## WRITTEN REQUEST
Take all the material and copy it exactly.

——

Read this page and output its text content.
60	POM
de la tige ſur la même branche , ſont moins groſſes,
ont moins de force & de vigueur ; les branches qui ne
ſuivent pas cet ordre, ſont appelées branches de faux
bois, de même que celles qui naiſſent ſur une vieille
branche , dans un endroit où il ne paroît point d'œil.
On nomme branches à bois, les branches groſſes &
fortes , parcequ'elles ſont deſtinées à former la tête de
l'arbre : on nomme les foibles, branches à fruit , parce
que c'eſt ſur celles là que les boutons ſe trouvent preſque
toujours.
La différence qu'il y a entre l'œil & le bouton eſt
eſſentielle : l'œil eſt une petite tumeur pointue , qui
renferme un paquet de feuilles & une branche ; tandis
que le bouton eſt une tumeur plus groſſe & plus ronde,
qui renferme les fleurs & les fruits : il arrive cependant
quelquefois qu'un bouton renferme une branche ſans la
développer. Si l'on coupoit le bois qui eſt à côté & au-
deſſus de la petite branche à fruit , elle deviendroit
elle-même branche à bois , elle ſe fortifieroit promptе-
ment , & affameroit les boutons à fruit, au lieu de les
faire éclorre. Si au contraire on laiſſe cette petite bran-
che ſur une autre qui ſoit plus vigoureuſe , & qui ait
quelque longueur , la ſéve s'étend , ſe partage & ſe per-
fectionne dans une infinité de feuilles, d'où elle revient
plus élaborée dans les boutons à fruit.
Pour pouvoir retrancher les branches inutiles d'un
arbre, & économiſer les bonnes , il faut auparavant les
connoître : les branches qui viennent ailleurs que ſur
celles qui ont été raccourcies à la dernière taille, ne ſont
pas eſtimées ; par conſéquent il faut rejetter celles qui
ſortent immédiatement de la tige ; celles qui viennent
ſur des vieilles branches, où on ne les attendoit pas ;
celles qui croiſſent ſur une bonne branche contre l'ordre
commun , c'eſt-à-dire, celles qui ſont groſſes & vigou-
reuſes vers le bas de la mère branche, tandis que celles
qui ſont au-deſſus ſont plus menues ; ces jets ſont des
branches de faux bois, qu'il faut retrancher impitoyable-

——

## RESULT OF THIS TASK
Read this page and output its text content.
60	POM
de la tige ſur la même branche , ſont moins groſſes,
ont moins de force & de vigueur ; les branches qui ne
ſuivent pas cet ordre, ſont appelées branches de faux
bois, de même que celles qui naiſſent ſur une vieille
branche , dans un endroit où il ne paroît point d'œil.
On nomme branches à bois, les branches groſſes &
fortes , parcequ'elles ſont deſtinées à former la tête de
l'arbre : on nomme les foibles, branches à fruit , parce
que c'eſt ſur celles là que les boutons ſe trouvent preſque
toujours.
La différence qu'il y a entre l'œil & le bouton eſt
eſſentielle : l'œil eſt une petite tumeur pointue , qui
renferme un paquet de feuilles & une branche ; tandis
que le bouton eſt une tumeur plus groſſe & plus ronde,
qui renferme les fleurs & les fruits : il arrive cependant
quelquefois qu'un bouton renferme une branche ſans la
développer. Si l'on coupoit le bois qui eſt à côté & au-
deſſus de la petite branche à fruit , elle deviendroit
elle-même branche à bois , elle ſe fortifieroit promptе-
ment , & affameroit les boutons à fruit, au lieu de les
faire éclorre. Si au contraire on laiſſe cette petite bran-
che ſur une autre qui ſoit plus vigoureuſe , & qui ait
quelque longueur , la ſéve s'étend , ſe partage & ſe per-
fectionne dans une infinité de feuilles, d'où elle revient
plus élaborée dans les boutons à fruit.
Pour pouvoir retrancher les branches inutiles d'un
arbre, & économiſer les bonnes , il faut auparavant les
connoître : les branches qui viennent ailleurs que ſur
celles qui ont été raccourcies à la dernière taille, ne ſont
pas eſtimées ; par conſéquent il faut rejetter celles qui
ſortent immédiatement de la tige ; celles qui viennent
ſur des vieilles branches, où on ne les attendoit pas ;
celles qui croiſſent ſur une bonne branche contre l'ordre
commun , c'eſt-à-dire, celles qui ſont groſſes & vigou-
reuſes vers le bas de la mère branche, tandis que celles
qui ſont au-deſſus ſont plus menues ; ces jets ſont des
branches de faux bois, qu'il faut retrancher impitoyable-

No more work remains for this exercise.